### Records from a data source
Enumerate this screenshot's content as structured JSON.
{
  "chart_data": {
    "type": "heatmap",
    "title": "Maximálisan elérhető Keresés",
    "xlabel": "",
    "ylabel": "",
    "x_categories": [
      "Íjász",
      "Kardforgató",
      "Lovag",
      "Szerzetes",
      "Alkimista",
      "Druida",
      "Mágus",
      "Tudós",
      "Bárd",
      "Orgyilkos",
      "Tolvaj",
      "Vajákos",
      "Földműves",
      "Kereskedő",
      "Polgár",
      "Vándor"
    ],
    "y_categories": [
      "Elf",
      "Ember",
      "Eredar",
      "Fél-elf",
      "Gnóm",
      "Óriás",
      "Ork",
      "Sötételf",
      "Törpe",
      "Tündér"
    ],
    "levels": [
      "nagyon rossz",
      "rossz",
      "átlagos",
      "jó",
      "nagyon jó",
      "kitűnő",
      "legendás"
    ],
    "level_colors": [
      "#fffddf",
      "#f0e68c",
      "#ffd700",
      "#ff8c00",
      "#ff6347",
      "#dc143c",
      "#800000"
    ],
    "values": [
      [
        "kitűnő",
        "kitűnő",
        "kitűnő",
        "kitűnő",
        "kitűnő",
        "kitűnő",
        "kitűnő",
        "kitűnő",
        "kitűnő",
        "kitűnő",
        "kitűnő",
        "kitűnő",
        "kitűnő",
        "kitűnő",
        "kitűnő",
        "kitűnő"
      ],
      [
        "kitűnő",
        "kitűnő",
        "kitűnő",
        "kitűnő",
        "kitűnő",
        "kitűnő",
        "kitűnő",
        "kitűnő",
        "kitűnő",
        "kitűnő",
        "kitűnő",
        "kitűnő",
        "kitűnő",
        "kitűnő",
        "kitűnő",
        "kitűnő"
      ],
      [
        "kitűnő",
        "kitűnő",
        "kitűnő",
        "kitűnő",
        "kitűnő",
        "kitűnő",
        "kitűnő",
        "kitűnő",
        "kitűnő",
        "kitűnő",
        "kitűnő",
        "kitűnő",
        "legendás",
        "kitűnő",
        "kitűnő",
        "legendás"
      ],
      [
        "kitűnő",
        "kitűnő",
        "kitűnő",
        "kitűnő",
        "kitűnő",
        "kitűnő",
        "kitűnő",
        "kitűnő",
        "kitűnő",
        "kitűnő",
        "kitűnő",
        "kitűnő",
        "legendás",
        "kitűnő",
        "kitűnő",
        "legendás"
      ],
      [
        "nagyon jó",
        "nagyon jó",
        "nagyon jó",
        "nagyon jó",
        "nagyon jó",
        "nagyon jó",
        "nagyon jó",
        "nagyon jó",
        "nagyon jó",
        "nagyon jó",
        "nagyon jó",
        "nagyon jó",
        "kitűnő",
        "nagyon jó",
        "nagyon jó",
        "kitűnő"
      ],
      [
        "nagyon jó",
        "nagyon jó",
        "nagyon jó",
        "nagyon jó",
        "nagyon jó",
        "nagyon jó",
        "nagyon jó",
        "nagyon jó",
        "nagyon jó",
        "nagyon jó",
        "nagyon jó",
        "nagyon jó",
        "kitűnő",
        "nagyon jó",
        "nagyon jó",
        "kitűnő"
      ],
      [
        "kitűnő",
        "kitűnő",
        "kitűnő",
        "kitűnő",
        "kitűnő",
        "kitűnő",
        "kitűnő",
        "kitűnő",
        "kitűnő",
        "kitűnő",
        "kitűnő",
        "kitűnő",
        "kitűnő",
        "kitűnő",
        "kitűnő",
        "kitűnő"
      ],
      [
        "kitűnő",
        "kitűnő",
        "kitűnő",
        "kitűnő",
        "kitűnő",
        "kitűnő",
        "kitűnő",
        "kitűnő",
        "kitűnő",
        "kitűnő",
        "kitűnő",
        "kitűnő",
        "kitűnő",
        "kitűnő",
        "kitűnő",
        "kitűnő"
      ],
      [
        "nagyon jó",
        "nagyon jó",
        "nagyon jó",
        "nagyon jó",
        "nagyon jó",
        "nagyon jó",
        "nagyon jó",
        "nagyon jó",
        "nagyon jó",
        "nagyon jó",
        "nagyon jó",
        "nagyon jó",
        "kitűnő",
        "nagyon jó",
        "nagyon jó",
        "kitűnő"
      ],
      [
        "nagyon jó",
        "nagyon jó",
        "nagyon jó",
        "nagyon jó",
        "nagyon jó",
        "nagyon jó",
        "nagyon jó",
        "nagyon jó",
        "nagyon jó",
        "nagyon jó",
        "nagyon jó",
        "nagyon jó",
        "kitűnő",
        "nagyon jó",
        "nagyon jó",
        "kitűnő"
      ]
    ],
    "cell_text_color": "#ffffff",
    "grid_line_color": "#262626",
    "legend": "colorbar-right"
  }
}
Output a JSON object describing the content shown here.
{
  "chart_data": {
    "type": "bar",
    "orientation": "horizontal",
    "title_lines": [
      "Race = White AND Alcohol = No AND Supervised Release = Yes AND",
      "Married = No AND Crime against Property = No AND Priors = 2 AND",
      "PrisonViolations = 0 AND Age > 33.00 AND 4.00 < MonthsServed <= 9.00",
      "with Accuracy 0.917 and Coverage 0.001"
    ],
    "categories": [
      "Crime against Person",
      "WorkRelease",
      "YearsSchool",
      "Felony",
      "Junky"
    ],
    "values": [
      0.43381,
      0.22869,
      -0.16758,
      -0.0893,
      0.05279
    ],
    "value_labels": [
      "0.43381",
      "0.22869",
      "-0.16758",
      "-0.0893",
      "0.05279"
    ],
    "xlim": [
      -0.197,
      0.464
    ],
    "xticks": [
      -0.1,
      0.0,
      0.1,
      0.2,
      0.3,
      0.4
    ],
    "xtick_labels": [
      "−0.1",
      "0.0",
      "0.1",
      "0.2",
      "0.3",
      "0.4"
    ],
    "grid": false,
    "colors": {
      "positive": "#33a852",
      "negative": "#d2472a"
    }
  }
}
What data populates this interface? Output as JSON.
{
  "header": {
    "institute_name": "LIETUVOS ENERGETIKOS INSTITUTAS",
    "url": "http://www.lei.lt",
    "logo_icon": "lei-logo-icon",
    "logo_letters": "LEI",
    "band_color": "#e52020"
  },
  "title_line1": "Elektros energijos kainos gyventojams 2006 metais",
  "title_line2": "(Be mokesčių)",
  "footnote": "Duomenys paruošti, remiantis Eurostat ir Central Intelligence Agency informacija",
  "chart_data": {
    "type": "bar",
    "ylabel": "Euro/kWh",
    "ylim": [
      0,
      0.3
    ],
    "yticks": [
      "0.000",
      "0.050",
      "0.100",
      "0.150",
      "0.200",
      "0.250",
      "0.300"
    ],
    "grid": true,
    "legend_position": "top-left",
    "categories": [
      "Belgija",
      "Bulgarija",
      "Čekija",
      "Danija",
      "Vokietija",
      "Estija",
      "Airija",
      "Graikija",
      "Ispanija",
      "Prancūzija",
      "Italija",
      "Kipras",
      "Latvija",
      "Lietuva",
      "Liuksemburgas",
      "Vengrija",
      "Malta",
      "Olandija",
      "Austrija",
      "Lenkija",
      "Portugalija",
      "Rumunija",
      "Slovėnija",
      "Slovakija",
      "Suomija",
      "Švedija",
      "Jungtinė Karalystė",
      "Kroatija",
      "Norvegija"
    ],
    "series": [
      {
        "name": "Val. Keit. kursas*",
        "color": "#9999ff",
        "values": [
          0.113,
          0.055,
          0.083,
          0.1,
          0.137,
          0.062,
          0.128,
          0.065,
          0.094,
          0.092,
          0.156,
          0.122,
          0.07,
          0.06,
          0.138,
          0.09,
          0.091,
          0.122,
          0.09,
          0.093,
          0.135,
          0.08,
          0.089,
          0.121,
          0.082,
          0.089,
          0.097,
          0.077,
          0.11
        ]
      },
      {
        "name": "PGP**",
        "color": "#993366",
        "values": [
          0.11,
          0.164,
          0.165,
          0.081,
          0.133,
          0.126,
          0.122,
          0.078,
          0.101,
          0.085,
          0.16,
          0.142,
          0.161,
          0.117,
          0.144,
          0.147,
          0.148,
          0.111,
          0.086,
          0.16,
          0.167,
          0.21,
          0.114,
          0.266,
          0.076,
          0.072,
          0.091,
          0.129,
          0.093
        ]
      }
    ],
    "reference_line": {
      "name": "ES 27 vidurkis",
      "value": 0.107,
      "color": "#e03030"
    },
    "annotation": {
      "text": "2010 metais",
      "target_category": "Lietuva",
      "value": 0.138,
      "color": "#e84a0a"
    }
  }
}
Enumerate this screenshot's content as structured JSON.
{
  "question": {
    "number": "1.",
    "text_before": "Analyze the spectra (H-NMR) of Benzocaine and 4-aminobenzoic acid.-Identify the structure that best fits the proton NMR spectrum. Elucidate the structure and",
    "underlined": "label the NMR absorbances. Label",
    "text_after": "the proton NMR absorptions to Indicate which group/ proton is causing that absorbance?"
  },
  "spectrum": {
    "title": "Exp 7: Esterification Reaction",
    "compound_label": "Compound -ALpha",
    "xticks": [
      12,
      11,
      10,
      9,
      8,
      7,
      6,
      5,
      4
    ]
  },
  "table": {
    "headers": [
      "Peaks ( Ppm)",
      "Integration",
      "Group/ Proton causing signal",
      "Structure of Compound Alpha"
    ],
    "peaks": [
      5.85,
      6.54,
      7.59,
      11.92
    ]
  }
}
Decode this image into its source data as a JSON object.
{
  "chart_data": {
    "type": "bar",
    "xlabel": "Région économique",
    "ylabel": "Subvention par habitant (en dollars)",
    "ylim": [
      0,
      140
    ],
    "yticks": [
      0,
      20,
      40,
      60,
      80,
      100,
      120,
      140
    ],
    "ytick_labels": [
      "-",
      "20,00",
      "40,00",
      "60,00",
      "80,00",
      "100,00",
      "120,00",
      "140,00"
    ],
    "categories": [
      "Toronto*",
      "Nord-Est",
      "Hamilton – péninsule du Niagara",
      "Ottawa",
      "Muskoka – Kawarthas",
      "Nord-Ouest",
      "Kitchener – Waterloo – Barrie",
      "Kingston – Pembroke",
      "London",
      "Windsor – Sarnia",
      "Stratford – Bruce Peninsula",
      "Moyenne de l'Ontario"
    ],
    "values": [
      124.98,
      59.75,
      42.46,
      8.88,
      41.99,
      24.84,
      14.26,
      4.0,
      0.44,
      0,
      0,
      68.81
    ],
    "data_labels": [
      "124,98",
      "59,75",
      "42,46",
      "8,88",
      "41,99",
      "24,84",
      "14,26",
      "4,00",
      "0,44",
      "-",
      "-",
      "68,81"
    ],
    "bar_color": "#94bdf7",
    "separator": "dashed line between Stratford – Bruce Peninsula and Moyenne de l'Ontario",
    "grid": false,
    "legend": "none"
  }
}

### DIRECTIVE
Identify which lines contain the word "Peninsula" and copy each one.

### COMPLETED TASK
      "Stratford – Bruce Peninsula",
    "separator": "dashed line between Stratford – Bruce Peninsula and Moyenne de l'Ontario",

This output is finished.